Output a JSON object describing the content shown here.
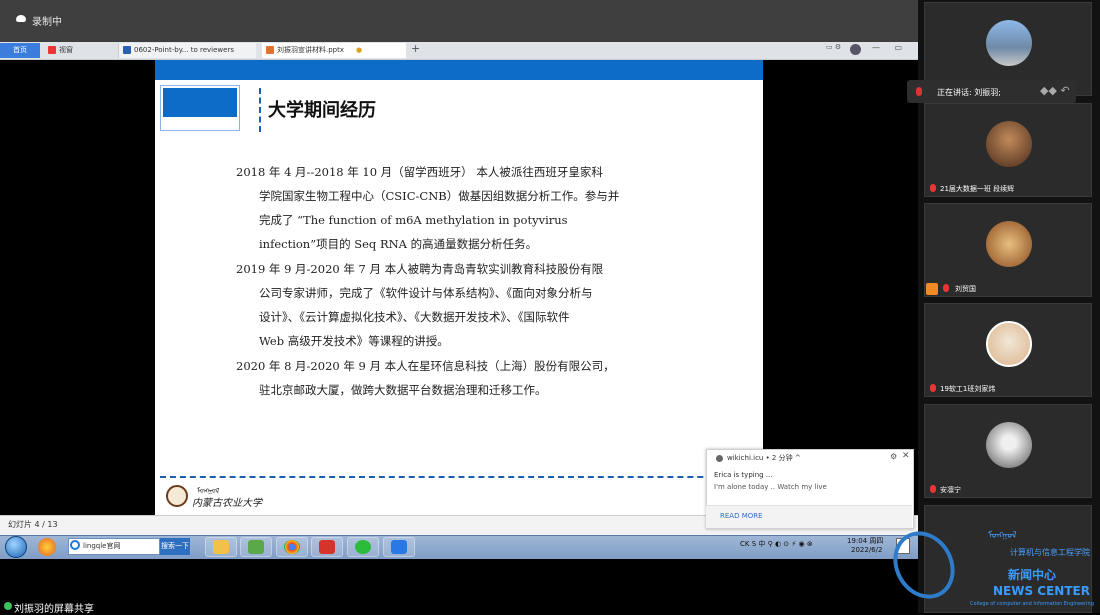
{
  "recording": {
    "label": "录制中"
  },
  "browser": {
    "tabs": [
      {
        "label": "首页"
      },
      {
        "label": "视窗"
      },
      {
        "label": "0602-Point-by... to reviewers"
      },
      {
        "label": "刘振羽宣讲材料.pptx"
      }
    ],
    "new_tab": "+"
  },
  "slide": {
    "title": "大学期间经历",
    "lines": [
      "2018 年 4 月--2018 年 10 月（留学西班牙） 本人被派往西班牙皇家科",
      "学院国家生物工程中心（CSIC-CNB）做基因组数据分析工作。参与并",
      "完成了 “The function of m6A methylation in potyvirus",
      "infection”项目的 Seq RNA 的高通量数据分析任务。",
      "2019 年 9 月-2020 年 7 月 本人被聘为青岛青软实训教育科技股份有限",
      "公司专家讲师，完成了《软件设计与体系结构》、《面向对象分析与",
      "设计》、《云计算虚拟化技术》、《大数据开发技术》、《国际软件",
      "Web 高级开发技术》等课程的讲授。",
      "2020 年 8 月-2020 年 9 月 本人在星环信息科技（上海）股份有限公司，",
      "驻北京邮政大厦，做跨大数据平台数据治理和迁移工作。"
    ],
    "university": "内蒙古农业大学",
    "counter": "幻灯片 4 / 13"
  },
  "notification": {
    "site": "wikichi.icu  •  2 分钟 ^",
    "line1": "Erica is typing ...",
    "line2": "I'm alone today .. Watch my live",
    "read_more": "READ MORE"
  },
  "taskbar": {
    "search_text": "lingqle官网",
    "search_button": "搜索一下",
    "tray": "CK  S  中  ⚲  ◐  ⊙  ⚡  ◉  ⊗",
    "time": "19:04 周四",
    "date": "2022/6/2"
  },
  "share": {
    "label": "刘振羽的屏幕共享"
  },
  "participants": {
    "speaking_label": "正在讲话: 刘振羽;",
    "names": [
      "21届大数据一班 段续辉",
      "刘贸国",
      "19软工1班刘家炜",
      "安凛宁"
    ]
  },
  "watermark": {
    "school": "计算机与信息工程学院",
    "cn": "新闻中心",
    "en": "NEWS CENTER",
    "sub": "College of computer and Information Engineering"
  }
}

PROBLEM DETAILS:
Restate the data above exactly, stripping out each image.

RESPONSE FOR THIS EXERCISE:
Output a JSON object describing the content shown here.
{
  "recording": {
    "label": "录制中"
  },
  "browser": {
    "tabs": [
      {
        "label": "首页"
      },
      {
        "label": "视窗"
      },
      {
        "label": "0602-Point-by... to reviewers"
      },
      {
        "label": "刘振羽宣讲材料.pptx"
      }
    ],
    "new_tab": "+"
  },
  "slide": {
    "title": "大学期间经历",
    "lines": [
      "2018 年 4 月--2018 年 10 月（留学西班牙） 本人被派往西班牙皇家科",
      "学院国家生物工程中心（CSIC-CNB）做基因组数据分析工作。参与并",
      "完成了 “The function of m6A methylation in potyvirus",
      "infection”项目的 Seq RNA 的高通量数据分析任务。",
      "2019 年 9 月-2020 年 7 月 本人被聘为青岛青软实训教育科技股份有限",
      "公司专家讲师，完成了《软件设计与体系结构》、《面向对象分析与",
      "设计》、《云计算虚拟化技术》、《大数据开发技术》、《国际软件",
      "Web 高级开发技术》等课程的讲授。",
      "2020 年 8 月-2020 年 9 月 本人在星环信息科技（上海）股份有限公司，",
      "驻北京邮政大厦，做跨大数据平台数据治理和迁移工作。"
    ],
    "university": "内蒙古农业大学",
    "counter": "幻灯片 4 / 13"
  },
  "notification": {
    "site": "wikichi.icu  •  2 分钟 ^",
    "line1": "Erica is typing ...",
    "line2": "I'm alone today .. Watch my live",
    "read_more": "READ MORE"
  },
  "taskbar": {
    "search_text": "lingqle官网",
    "search_button": "搜索一下",
    "tray": "CK  S  中  ⚲  ◐  ⊙  ⚡  ◉  ⊗",
    "time": "19:04 周四",
    "date": "2022/6/2"
  },
  "share": {
    "label": "刘振羽的屏幕共享"
  },
  "participants": {
    "speaking_label": "正在讲话: 刘振羽;",
    "names": [
      "21届大数据一班 段续辉",
      "刘贸国",
      "19软工1班刘家炜",
      "安凛宁"
    ]
  },
  "watermark": {
    "school": "计算机与信息工程学院",
    "cn": "新闻中心",
    "en": "NEWS CENTER",
    "sub": "College of computer and Information Engineering"
  }
}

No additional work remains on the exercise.